# WHAT TO PRODUCE
Retype every entry word for word.
+---+
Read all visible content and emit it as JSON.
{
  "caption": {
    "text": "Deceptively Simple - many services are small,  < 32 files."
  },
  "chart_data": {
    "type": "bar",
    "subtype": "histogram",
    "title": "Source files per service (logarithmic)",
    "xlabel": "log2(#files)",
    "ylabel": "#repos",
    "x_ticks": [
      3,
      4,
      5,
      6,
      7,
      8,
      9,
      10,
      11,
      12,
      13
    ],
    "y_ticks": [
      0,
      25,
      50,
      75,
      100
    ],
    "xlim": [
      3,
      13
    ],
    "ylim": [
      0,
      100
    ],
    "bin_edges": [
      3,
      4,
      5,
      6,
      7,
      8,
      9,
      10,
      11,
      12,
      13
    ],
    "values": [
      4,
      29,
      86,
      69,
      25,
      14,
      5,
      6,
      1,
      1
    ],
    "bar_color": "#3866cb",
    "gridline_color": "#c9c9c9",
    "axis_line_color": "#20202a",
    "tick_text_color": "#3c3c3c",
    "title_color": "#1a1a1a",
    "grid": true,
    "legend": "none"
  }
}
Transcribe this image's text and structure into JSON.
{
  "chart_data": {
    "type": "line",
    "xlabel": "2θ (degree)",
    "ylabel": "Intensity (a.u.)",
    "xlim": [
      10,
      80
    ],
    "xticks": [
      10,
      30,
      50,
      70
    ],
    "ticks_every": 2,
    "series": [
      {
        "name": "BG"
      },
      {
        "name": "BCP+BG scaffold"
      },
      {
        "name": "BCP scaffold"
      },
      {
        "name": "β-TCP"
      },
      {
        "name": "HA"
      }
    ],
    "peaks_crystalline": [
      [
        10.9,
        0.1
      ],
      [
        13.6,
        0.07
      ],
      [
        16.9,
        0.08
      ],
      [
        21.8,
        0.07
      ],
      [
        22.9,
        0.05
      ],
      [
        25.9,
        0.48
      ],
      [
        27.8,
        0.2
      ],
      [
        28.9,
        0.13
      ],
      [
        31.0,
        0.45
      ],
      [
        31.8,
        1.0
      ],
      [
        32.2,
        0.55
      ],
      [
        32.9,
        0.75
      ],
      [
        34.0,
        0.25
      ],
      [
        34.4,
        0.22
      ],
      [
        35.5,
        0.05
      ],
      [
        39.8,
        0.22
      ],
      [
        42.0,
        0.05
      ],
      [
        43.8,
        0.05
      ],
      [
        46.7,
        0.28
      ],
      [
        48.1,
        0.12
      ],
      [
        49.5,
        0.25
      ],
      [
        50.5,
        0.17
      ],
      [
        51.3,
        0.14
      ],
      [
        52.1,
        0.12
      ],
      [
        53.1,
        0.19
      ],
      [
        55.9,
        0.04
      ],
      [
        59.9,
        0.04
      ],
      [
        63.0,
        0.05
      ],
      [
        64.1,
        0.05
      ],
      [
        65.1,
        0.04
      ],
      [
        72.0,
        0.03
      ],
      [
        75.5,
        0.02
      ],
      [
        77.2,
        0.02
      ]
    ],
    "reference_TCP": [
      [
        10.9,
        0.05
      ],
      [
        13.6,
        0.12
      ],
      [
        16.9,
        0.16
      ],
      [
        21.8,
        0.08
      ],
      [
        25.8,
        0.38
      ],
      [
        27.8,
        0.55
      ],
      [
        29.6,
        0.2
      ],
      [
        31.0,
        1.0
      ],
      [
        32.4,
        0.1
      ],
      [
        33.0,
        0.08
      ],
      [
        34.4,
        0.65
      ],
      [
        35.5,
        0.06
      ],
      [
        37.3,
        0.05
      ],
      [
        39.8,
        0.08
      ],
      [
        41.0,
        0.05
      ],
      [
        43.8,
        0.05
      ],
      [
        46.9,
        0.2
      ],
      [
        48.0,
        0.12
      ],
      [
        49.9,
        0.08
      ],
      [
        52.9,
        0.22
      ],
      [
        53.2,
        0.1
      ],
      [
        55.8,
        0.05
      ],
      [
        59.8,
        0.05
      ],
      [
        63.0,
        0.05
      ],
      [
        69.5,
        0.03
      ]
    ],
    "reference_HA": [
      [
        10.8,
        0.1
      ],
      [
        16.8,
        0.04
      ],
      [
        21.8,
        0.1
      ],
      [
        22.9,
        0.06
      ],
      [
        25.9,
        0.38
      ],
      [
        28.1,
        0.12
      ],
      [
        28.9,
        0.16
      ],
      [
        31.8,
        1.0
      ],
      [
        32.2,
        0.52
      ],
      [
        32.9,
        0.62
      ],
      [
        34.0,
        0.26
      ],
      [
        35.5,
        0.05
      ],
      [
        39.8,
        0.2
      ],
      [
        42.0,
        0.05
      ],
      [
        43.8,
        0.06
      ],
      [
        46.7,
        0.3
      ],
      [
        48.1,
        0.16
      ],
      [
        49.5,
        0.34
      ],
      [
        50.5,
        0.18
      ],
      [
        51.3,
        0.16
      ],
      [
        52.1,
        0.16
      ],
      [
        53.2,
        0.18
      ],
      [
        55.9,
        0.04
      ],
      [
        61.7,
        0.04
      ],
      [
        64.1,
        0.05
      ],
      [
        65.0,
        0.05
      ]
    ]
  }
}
+---+
# ANSWER FOR THIS EXERCISE
Read all visible content and emit it as JSON.
{
  "caption": {
    "text": "Deceptively Simple - many services are small,  < 32 files."
  },
  "chart_data": {
    "type": "bar",
    "subtype": "histogram",
    "title": "Source files per service (logarithmic)",
    "xlabel": "log2(#files)",
    "ylabel": "#repos",
    "x_ticks": [
      3,
      4,
      5,
      6,
      7,
      8,
      9,
      10,
      11,
      12,
      13
    ],
    "y_ticks": [
      0,
      25,
      50,
      75,
      100
    ],
    "xlim": [
      3,
      13
    ],
    "ylim": [
      0,
      100
    ],
    "bin_edges": [
      3,
      4,
      5,
      6,
      7,
      8,
      9,
      10,
      11,
      12,
      13
    ],
    "values": [
      4,
      29,
      86,
      69,
      25,
      14,
      5,
      6,
      1,
      1
    ],
    "bar_color": "#3866cb",
    "gridline_color": "#c9c9c9",
    "axis_line_color": "#20202a",
    "tick_text_color": "#3c3c3c",
    "title_color": "#1a1a1a",
    "grid": true,
    "legend": "none"
  }
}
Transcribe this image's text and structure into JSON.
{
  "chart_data": {
    "type": "line",
    "xlabel": "2θ (degree)",
    "ylabel": "Intensity (a.u.)",
    "xlim": [
      10,
      80
    ],
    "xticks": [
      10,
      30,
      50,
      70
    ],
    "ticks_every": 2,
    "series": [
      {
        "name": "BG"
      },
      {
        "name": "BCP+BG scaffold"
      },
      {
        "name": "BCP scaffold"
      },
      {
        "name": "β-TCP"
      },
      {
        "name": "HA"
      }
    ],
    "peaks_crystalline": [
      [
        10.9,
        0.1
      ],
      [
        13.6,
        0.07
      ],
      [
        16.9,
        0.08
      ],
      [
        21.8,
        0.07
      ],
      [
        22.9,
        0.05
      ],
      [
        25.9,
        0.48
      ],
      [
        27.8,
        0.2
      ],
      [
        28.9,
        0.13
      ],
      [
        31.0,
        0.45
      ],
      [
        31.8,
        1.0
      ],
      [
        32.2,
        0.55
      ],
      [
        32.9,
        0.75
      ],
      [
        34.0,
        0.25
      ],
      [
        34.4,
        0.22
      ],
      [
        35.5,
        0.05
      ],
      [
        39.8,
        0.22
      ],
      [
        42.0,
        0.05
      ],
      [
        43.8,
        0.05
      ],
      [
        46.7,
        0.28
      ],
      [
        48.1,
        0.12
      ],
      [
        49.5,
        0.25
      ],
      [
        50.5,
        0.17
      ],
      [
        51.3,
        0.14
      ],
      [
        52.1,
        0.12
      ],
      [
        53.1,
        0.19
      ],
      [
        55.9,
        0.04
      ],
      [
        59.9,
        0.04
      ],
      [
        63.0,
        0.05
      ],
      [
        64.1,
        0.05
      ],
      [
        65.1,
        0.04
      ],
      [
        72.0,
        0.03
      ],
      [
        75.5,
        0.02
      ],
      [
        77.2,
        0.02
      ]
    ],
    "reference_TCP": [
      [
        10.9,
        0.05
      ],
      [
        13.6,
        0.12
      ],
      [
        16.9,
        0.16
      ],
      [
        21.8,
        0.08
      ],
      [
        25.8,
        0.38
      ],
      [
        27.8,
        0.55
      ],
      [
        29.6,
        0.2
      ],
      [
        31.0,
        1.0
      ],
      [
        32.4,
        0.1
      ],
      [
        33.0,
        0.08
      ],
      [
        34.4,
        0.65
      ],
      [
        35.5,
        0.06
      ],
      [
        37.3,
        0.05
      ],
      [
        39.8,
        0.08
      ],
      [
        41.0,
        0.05
      ],
      [
        43.8,
        0.05
      ],
      [
        46.9,
        0.2
      ],
      [
        48.0,
        0.12
      ],
      [
        49.9,
        0.08
      ],
      [
        52.9,
        0.22
      ],
      [
        53.2,
        0.1
      ],
      [
        55.8,
        0.05
      ],
      [
        59.8,
        0.05
      ],
      [
        63.0,
        0.05
      ],
      [
        69.5,
        0.03
      ]
    ],
    "reference_HA": [
      [
        10.8,
        0.1
      ],
      [
        16.8,
        0.04
      ],
      [
        21.8,
        0.1
      ],
      [
        22.9,
        0.06
      ],
      [
        25.9,
        0.38
      ],
      [
        28.1,
        0.12
      ],
      [
        28.9,
        0.16
      ],
      [
        31.8,
        1.0
      ],
      [
        32.2,
        0.52
      ],
      [
        32.9,
        0.62
      ],
      [
        34.0,
        0.26
      ],
      [
        35.5,
        0.05
      ],
      [
        39.8,
        0.2
      ],
      [
        42.0,
        0.05
      ],
      [
        43.8,
        0.06
      ],
      [
        46.7,
        0.3
      ],
      [
        48.1,
        0.16
      ],
      [
        49.5,
        0.34
      ],
      [
        50.5,
        0.18
      ],
      [
        51.3,
        0.16
      ],
      [
        52.1,
        0.16
      ],
      [
        53.2,
        0.18
      ],
      [
        55.9,
        0.04
      ],
      [
        61.7,
        0.04
      ],
      [
        64.1,
        0.05
      ],
      [
        65.0,
        0.05
      ]
    ]
  }
}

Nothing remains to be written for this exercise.